EXERCISE: Repeat each line exactly as it is written.

********************

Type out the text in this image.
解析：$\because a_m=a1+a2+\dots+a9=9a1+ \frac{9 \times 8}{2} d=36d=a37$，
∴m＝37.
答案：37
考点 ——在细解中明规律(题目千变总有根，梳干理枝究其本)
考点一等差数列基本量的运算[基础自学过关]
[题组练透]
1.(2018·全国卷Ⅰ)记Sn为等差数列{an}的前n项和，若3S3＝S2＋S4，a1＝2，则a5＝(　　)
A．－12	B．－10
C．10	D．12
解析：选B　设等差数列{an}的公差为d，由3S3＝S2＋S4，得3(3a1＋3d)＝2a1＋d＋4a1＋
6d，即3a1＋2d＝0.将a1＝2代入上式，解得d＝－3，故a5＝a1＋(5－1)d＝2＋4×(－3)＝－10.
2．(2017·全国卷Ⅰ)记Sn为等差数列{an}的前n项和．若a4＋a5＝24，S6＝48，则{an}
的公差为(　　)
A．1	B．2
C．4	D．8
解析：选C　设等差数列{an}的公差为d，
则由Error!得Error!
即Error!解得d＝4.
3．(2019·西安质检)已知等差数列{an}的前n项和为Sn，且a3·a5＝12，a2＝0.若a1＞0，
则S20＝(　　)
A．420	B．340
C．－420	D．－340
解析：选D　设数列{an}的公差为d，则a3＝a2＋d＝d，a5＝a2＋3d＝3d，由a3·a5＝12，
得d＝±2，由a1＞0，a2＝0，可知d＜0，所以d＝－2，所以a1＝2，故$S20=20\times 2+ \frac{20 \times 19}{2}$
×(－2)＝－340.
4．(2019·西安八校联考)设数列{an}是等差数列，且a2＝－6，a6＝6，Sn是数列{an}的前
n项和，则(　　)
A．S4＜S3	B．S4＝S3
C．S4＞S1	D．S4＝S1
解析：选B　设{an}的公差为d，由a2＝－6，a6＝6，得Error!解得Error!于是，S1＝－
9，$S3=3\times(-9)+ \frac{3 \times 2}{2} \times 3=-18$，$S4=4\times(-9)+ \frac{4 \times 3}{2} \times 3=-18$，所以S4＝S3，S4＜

********************

SOLUTION:
Type out the text in this image.
解析：$\because a_m=a1+a2+\dots+a9=9a1+ \frac{9 \times 8}{2} d=36d=a37$，
∴m＝37.
答案：37
考点 ——在细解中明规律(题目千变总有根，梳干理枝究其本)
考点一等差数列基本量的运算[基础自学过关]
[题组练透]
1.(2018·全国卷Ⅰ)记Sn为等差数列{an}的前n项和，若3S3＝S2＋S4，a1＝2，则a5＝(　　)
A．－12	B．－10
C．10	D．12
解析：选B　设等差数列{an}的公差为d，由3S3＝S2＋S4，得3(3a1＋3d)＝2a1＋d＋4a1＋
6d，即3a1＋2d＝0.将a1＝2代入上式，解得d＝－3，故a5＝a1＋(5－1)d＝2＋4×(－3)＝－10.
2．(2017·全国卷Ⅰ)记Sn为等差数列{an}的前n项和．若a4＋a5＝24，S6＝48，则{an}
的公差为(　　)
A．1	B．2
C．4	D．8
解析：选C　设等差数列{an}的公差为d，
则由Error!得Error!
即Error!解得d＝4.
3．(2019·西安质检)已知等差数列{an}的前n项和为Sn，且a3·a5＝12，a2＝0.若a1＞0，
则S20＝(　　)
A．420	B．340
C．－420	D．－340
解析：选D　设数列{an}的公差为d，则a3＝a2＋d＝d，a5＝a2＋3d＝3d，由a3·a5＝12，
得d＝±2，由a1＞0，a2＝0，可知d＜0，所以d＝－2，所以a1＝2，故$S20=20\times 2+ \frac{20 \times 19}{2}$
×(－2)＝－340.
4．(2019·西安八校联考)设数列{an}是等差数列，且a2＝－6，a6＝6，Sn是数列{an}的前
n项和，则(　　)
A．S4＜S3	B．S4＝S3
C．S4＞S1	D．S4＝S1
解析：选B　设{an}的公差为d，由a2＝－6，a6＝6，得Error!解得Error!于是，S1＝－
9，$S3=3\times(-9)+ \frac{3 \times 2}{2} \times 3=-18$，$S4=4\times(-9)+ \frac{4 \times 3}{2} \times 3=-18$，所以S4＝S3，S4＜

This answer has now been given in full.